====== Trecho fornecido
A luta contra o abuso e o tráfico Ilícito de drogas envolve a articulação entre diferentes políticas de Estado. Como você avalia hoje esse cenário no Distrito Federal?

Eu acho que a dependência química é tratada muito como caso de polícia e não como caso de saúde. Acho que a comunidade e todos nós deveríamos entender que a dependência química é uma questão de saúde, é uma questão social e, em alguns casos, é uma questão de justiça também. As questões sociais também contribuem, elas também devem ser levadas em consideração. Nós não podemos ser taxativos. Assim como o trabalho deve ser multiprofissional, esse entendimento sobre o uso e o abuso das substâncias psicoativas deve ser multi também. Dependência química é um caso de saúde sim, é uma doença crônica, grave, que afeta o indivíduo, a sua família, a sua comunidade. Enquanto nos fixarmos em questões imediatistas vai ser difícil mudar o nosso cenário.

Os equipamentos públicos disponíveis atualmente na região dão conta da demanda do tratamento da dependência em álcool e outras drogas? Como podemos avançar?

Ceilândia é a maior região administrativa do DF, tem o maior contingente populacional. O nosso CAPS aqui funciona de portas abertas. No dia que o paciente chega, ele já é acolhido e avaliado. Não há fila de espera. O usuário chega e é atendido no mesmo dia. Para iniciar o tratamento, levamos em conta critérios de perfis: maior de 16 anos de idade, residente em Ceilândia e com a situação de uso ou abuso de substâncias psicoativas. Mas é claro que nós precisamos de mais apoio, principalmente o apoio da rede social. Então aquele paciente que está em situação de rua, a gente faz a internação dele por até 15 dias, mas precisamos ampliar nossa rede social de abrigamentos e instituições porque não temos aqui as residências terapêuticas. Então a gente tem que lutar para conseguir esses equipamentos. A residência terapêutica é algo muito importante na atenção em saúde mental. A gente trabalha muito em rede, tem o CREAS, tem o CAPS, tem o Conselho Tutelar. Então a gente faz essa parceria também com as instituições intra e intersetoriais.

Datas como o Dia Internacional contra o Abuso e o Tráfico Ilícito de Drogas nos levam a refletir sobre as ações públicas no que se refere à prevenção de questões que culminam em problemas sociais, como a dependência química e o tráfico de drogas. Como você avalia essas ações hoje no país e, principalmente, no Distrito Federal? Podemos fazer mais?
============
====== Dados extraídos
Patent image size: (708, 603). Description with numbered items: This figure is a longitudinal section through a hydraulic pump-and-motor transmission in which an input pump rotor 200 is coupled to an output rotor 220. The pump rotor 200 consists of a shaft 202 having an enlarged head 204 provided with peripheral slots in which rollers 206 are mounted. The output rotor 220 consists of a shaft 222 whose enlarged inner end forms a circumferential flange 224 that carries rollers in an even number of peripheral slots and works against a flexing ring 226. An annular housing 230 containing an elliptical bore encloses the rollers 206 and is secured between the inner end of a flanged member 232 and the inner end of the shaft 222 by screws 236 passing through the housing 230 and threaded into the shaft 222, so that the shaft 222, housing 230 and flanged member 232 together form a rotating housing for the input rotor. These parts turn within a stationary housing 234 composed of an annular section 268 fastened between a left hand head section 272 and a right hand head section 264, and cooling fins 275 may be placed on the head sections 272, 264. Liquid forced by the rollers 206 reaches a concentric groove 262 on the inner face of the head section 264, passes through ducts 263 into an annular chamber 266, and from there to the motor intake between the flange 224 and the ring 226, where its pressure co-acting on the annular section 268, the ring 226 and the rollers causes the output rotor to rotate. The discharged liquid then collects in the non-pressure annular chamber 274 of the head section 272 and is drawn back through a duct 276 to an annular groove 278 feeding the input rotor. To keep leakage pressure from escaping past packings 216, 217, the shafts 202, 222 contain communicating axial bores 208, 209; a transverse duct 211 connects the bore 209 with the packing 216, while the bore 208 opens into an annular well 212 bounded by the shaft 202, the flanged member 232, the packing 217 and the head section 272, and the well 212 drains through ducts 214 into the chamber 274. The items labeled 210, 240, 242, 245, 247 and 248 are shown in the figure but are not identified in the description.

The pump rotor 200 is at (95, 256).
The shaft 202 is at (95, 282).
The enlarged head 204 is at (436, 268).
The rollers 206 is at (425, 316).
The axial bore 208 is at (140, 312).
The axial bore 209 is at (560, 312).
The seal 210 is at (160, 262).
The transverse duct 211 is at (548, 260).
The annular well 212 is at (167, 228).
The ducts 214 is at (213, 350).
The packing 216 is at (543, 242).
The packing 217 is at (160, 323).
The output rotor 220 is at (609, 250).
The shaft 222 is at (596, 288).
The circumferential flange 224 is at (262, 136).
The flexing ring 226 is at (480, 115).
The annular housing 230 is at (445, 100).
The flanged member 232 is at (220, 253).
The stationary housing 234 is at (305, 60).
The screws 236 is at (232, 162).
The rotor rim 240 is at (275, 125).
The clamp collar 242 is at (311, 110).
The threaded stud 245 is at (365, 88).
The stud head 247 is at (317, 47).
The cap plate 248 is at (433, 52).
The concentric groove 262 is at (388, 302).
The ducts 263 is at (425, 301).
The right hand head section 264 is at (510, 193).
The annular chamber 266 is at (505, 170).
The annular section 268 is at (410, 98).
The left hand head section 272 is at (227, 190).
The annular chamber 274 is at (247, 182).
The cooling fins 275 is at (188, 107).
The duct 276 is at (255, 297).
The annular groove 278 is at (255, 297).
============
• Sobre a tarefa: Extraia do texto sobre dependência química, sem qualquer alteração, a parte que começa em "Eu acho que" e vai até "o nosso cenário.". Os registros constituem material independente do trecho fornecido.

• Resposta do exercício:
Eu acho que a dependência química é tratada muito como caso de polícia e não como caso de saúde. Acho que a comunidade e todos nós deveríamos entender que a dependência química é uma questão de saúde, é uma questão social e, em alguns casos, é uma questão de justiça também. As questões sociais também contribuem, elas também devem ser levadas em consideração. Nós não podemos ser taxativos. Assim como o trabalho deve ser multiprofissional, esse entendimento sobre o uso e o abuso das substâncias psicoativas deve ser multi também. Dependência química é um caso de saúde sim, é uma doença crônica, grave, que afeta o indivíduo, a sua família, a sua comunidade. Enquanto nos fixarmos em questões imediatistas vai ser difícil mudar o nosso cenário.